**EXERCISE GOAL**
Output the material exactly, but drop every image it holds.

**DATASET**
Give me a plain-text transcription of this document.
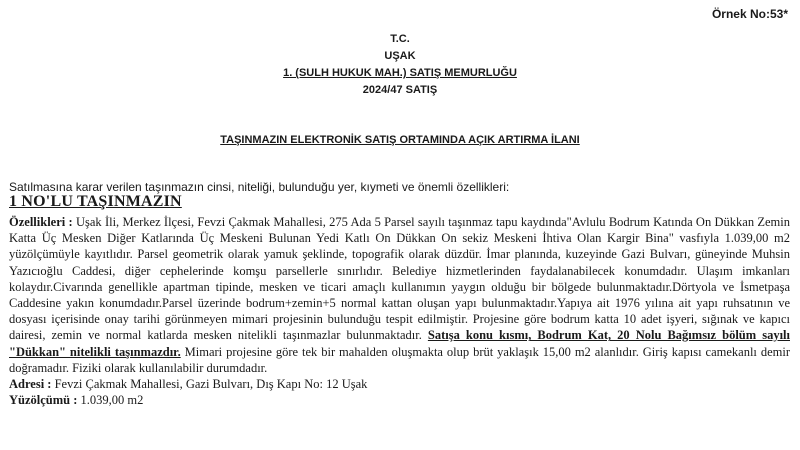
Örnek No:53*
T.C.
UŞAK
1. (SULH HUKUK MAH.) SATIŞ MEMURLUĞU
2024/47 SATIŞ
TAŞINMAZIN ELEKTRONİK SATIŞ ORTAMINDA AÇIK ARTIRMA İLANI
Satılmasına karar verilen taşınmazın cinsi, niteliği, bulunduğu yer, kıymeti ve önemli özellikleri:
1 NO'LU TAŞINMAZIN

Özellikleri : Uşak İli, Merkez İlçesi, Fevzi Çakmak Mahallesi, 275 Ada 5 Parsel sayılı taşınmaz tapu kaydında"Avlulu Bodrum Katında On Dükkan Zemin Katta Üç Mesken Diğer Katlarında Üç Meskeni Bulunan Yedi Katlı On Dükkan On sekiz Meskeni İhtiva Olan Kargir Bina" vasfıyla 1.039,00 m2 yüzölçümüyle kayıtlıdır. Parsel geometrik olarak yamuk şeklinde, topografik olarak düzdür. İmar planında, kuzeyinde Gazi Bulvarı, güneyinde Muhsin Yazıcıoğlu Caddesi, diğer cephelerinde komşu parsellerle sınırlıdır. Belediye hizmetlerinden faydalanabilecek konumdadır. Ulaşım imkanları kolaydır.Civarında genellikle apartman tipinde, mesken ve ticari amaçlı kullanımın yaygın olduğu bir bölgede bulunmaktadır.Dörtyola ve İsmetpaşa Caddesine yakın konumdadır.Parsel üzerinde bodrum+zemin+5 normal kattan oluşan yapı bulunmaktadır.Yapıya ait 1976 yılına ait yapı ruhsatının ve dosyası içerisinde onay tarihi görünmeyen mimari projesinin bulunduğu tespit edilmiştir. Projesine göre bodrum katta 10 adet işyeri, sığınak ve kapıcı dairesi, zemin ve normal katlarda mesken nitelikli taşınmazlar bulunmaktadır. Satışa konu kısmı, Bodrum Kat, 20 Nolu Bağımsız bölüm sayılı "Dükkan" nitelikli taşınmazdır. Mimari projesine göre tek bir mahalden oluşmakta olup brüt yaklaşık 15,00 m2 alanlıdır. Giriş kapısı camekanlı demir doğramadır. Fiziki olarak kullanılabilir durumdadır.

Adresi : Fevzi Çakmak Mahallesi, Gazi Bulvarı, Dış Kapı No: 12 Uşak

Yüzölçümü : 1.039,00 m2
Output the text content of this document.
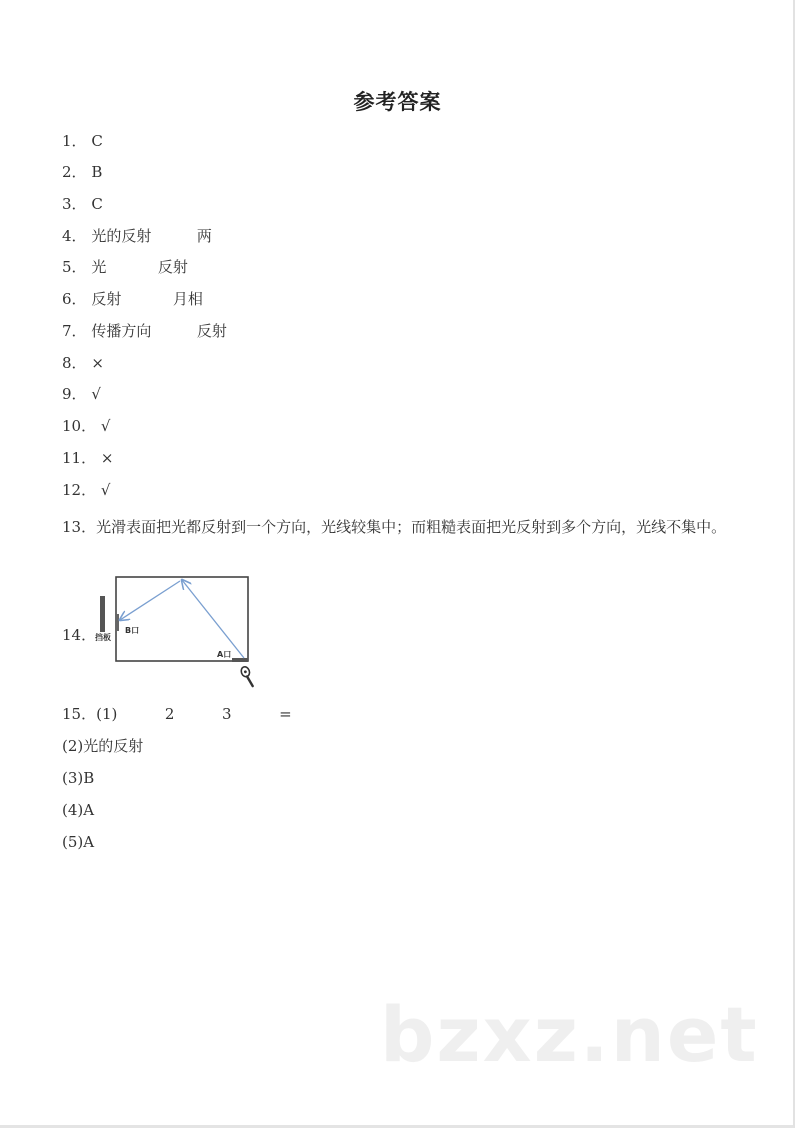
参考答案
1． C
2． B
3． C
4． 光的反射	两
5． 光	反射
6． 反射	月相
7． 传播方向	反射
8． ×
9． √
10． √
11． ×
12． √
13．光滑表面把光都反射到一个方向，光线较集中；而粗糙表面把光反射到多个方向，光线不集中。
14．
挡板
B口
A口
15．(1)	2	3	=
(2)光的反射
(3)B
(4)A
(5)A
bzxz.net
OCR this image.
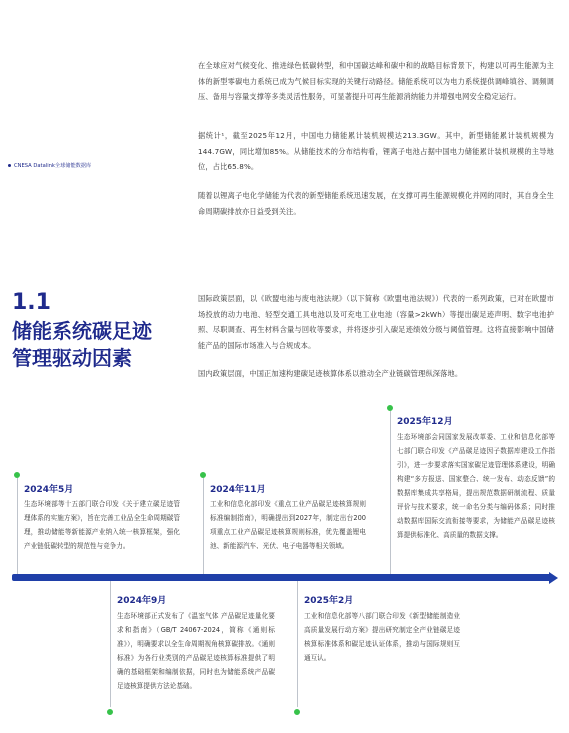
在全球应对气候变化、推进绿色低碳转型，和中国碳达峰和碳中和的战略目标背景下，构建以可再生能源为主体的新型零碳电力系统已成为气候目标实现的关键行动路径。储能系统可以为电力系统提供调峰填谷、调频调压、备用与容量支撑等多类灵活性服务，可显著提升可再生能源消纳能力并增强电网安全稳定运行。
据统计¹，截至2025年12月，中国电力储能累计装机规模达213.3GW。其中，新型储能累计装机规模为144.7GW，同比增加85%。从储能技术的分布结构看，锂离子电池占据中国电力储能累计装机规模的主导地位，占比65.8%。
随着以锂离子电化学储能为代表的新型储能系统迅速发展，在支撑可再生能源规模化并网的同时，其自身全生命周期碳排放亦日益受到关注。
CNESA Datalink全球储能数据库
1.1
储能系统碳足迹管理驱动因素
国际政策层面，以《欧盟电池与废电池法规》（以下简称《欧盟电池法规》）代表的一系列政策，已对在欧盟市场投放的动力电池、轻型交通工具电池以及可充电工业电池（容量>2kWh）等提出碳足迹声明、数字电池护照、尽职调查、再生材料含量与回收等要求，并将逐步引入碳足迹绩效分级与阈值管理。这将直接影响中国储能产品的国际市场准入与合规成本。
国内政策层面，中国正加速构建碳足迹核算体系以推动全产业链碳管理纵深落地。
2024年5月
生态环境部等十五部门联合印发《关于建立碳足迹管理体系的实施方案》，旨在完善工业品全生命周期碳管理，推动储能等新能源产业纳入统一核算框架，强化产业链低碳转型的规范性与竞争力。
2024年11月
工业和信息化部印发《重点工业产品碳足迹核算规则标准编制指南》，明确提出到2027年，制定出台200项重点工业产品碳足迹核算规则标准，优先覆盖锂电池、新能源汽车、光伏、电子电器等相关领域。
2025年12月
生态环境部会同国家发展改革委、工业和信息化部等七部门联合印发《产品碳足迹因子数据库建设工作指引》，进一步要求落实国家碳足迹管理体系建设，明确构建“多方报送、国家整合、统一发布、动态反馈”的数据库集成共享格局，提出规范数据研制流程、质量评价与技术要求，统一命名分类与编码体系；同时推动数据库国际交流衔接等要求，为储能产品碳足迹核算提供标准化、高质量的数据支撑。
2024年9月
生态环境部正式发布了《温室气体 产品碳足迹量化要求和指南》（GB/T 24067-2024，简称《通则标准》），明确要求以全生命周期视角核算碳排放。《通则标准》为各行业类别的产品碳足迹核算标准提供了明确的基础框架和编制依据，同时也为储能系统产品碳足迹核算提供方法论基础。
2025年2月
工业和信息化部等八部门联合印发《新型储能制造业高质量发展行动方案》提出研究制定全产业链碳足迹核算标准体系和碳足迹认证体系，推动与国际规则互通互认。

**THE SOLUTION**
Give me a plain-text transcription of this document.
Örnek No:53*
T.C.
UŞAK
1. (SULH HUKUK MAH.) SATIŞ MEMURLUĞU
2024/47 SATIŞ
TAŞINMAZIN ELEKTRONİK SATIŞ ORTAMINDA AÇIK ARTIRMA İLANI
Satılmasına karar verilen taşınmazın cinsi, niteliği, bulunduğu yer, kıymeti ve önemli özellikleri:
1 NO'LU TAŞINMAZIN

Özellikleri : Uşak İli, Merkez İlçesi, Fevzi Çakmak Mahallesi, 275 Ada 5 Parsel sayılı taşınmaz tapu kaydında"Avlulu Bodrum Katında On Dükkan Zemin Katta Üç Mesken Diğer Katlarında Üç Meskeni Bulunan Yedi Katlı On Dükkan On sekiz Meskeni İhtiva Olan Kargir Bina" vasfıyla 1.039,00 m2 yüzölçümüyle kayıtlıdır. Parsel geometrik olarak yamuk şeklinde, topografik olarak düzdür. İmar planında, kuzeyinde Gazi Bulvarı, güneyinde Muhsin Yazıcıoğlu Caddesi, diğer cephelerinde komşu parsellerle sınırlıdır. Belediye hizmetlerinden faydalanabilecek konumdadır. Ulaşım imkanları kolaydır.Civarında genellikle apartman tipinde, mesken ve ticari amaçlı kullanımın yaygın olduğu bir bölgede bulunmaktadır.Dörtyola ve İsmetpaşa Caddesine yakın konumdadır.Parsel üzerinde bodrum+zemin+5 normal kattan oluşan yapı bulunmaktadır.Yapıya ait 1976 yılına ait yapı ruhsatının ve dosyası içerisinde onay tarihi görünmeyen mimari projesinin bulunduğu tespit edilmiştir. Projesine göre bodrum katta 10 adet işyeri, sığınak ve kapıcı dairesi, zemin ve normal katlarda mesken nitelikli taşınmazlar bulunmaktadır. Satışa konu kısmı, Bodrum Kat, 20 Nolu Bağımsız bölüm sayılı "Dükkan" nitelikli taşınmazdır. Mimari projesine göre tek bir mahalden oluşmakta olup brüt yaklaşık 15,00 m2 alanlıdır. Giriş kapısı camekanlı demir doğramadır. Fiziki olarak kullanılabilir durumdadır.

Adresi : Fevzi Çakmak Mahallesi, Gazi Bulvarı, Dış Kapı No: 12 Uşak

Yüzölçümü : 1.039,00 m2
Output the text content of this document.
参考答案
1． C
2． B
3． C
4． 光的反射	两
5． 光	反射
6． 反射	月相
7． 传播方向	反射
8． ×
9． √
10． √
11． ×
12． √
13．光滑表面把光都反射到一个方向，光线较集中；而粗糙表面把光反射到多个方向，光线不集中。
14．
挡板
B口
A口
15．(1)	2	3	=
(2)光的反射
(3)B
(4)A
(5)A
bzxz.net
OCR this image.
在全球应对气候变化、推进绿色低碳转型，和中国碳达峰和碳中和的战略目标背景下，构建以可再生能源为主体的新型零碳电力系统已成为气候目标实现的关键行动路径。储能系统可以为电力系统提供调峰填谷、调频调压、备用与容量支撑等多类灵活性服务，可显著提升可再生能源消纳能力并增强电网安全稳定运行。
据统计¹，截至2025年12月，中国电力储能累计装机规模达213.3GW。其中，新型储能累计装机规模为144.7GW，同比增加85%。从储能技术的分布结构看，锂离子电池占据中国电力储能累计装机规模的主导地位，占比65.8%。
随着以锂离子电化学储能为代表的新型储能系统迅速发展，在支撑可再生能源规模化并网的同时，其自身全生命周期碳排放亦日益受到关注。
CNESA Datalink全球储能数据库
1.1
储能系统碳足迹管理驱动因素
国际政策层面，以《欧盟电池与废电池法规》（以下简称《欧盟电池法规》）代表的一系列政策，已对在欧盟市场投放的动力电池、轻型交通工具电池以及可充电工业电池（容量>2kWh）等提出碳足迹声明、数字电池护照、尽职调查、再生材料含量与回收等要求，并将逐步引入碳足迹绩效分级与阈值管理。这将直接影响中国储能产品的国际市场准入与合规成本。
国内政策层面，中国正加速构建碳足迹核算体系以推动全产业链碳管理纵深落地。
2024年5月
生态环境部等十五部门联合印发《关于建立碳足迹管理体系的实施方案》，旨在完善工业品全生命周期碳管理，推动储能等新能源产业纳入统一核算框架，强化产业链低碳转型的规范性与竞争力。
2024年11月
工业和信息化部印发《重点工业产品碳足迹核算规则标准编制指南》，明确提出到2027年，制定出台200项重点工业产品碳足迹核算规则标准，优先覆盖锂电池、新能源汽车、光伏、电子电器等相关领域。
2025年12月
生态环境部会同国家发展改革委、工业和信息化部等七部门联合印发《产品碳足迹因子数据库建设工作指引》，进一步要求落实国家碳足迹管理体系建设，明确构建“多方报送、国家整合、统一发布、动态反馈”的数据库集成共享格局，提出规范数据研制流程、质量评价与技术要求，统一命名分类与编码体系；同时推动数据库国际交流衔接等要求，为储能产品碳足迹核算提供标准化、高质量的数据支撑。
2024年9月
生态环境部正式发布了《温室气体 产品碳足迹量化要求和指南》（GB/T 24067-2024，简称《通则标准》），明确要求以全生命周期视角核算碳排放。《通则标准》为各行业类别的产品碳足迹核算标准提供了明确的基础框架和编制依据，同时也为储能系统产品碳足迹核算提供方法论基础。
2025年2月
工业和信息化部等八部门联合印发《新型储能制造业高质量发展行动方案》提出研究制定全产业链碳足迹核算标准体系和碳足迹认证体系，推动与国际规则互通互认。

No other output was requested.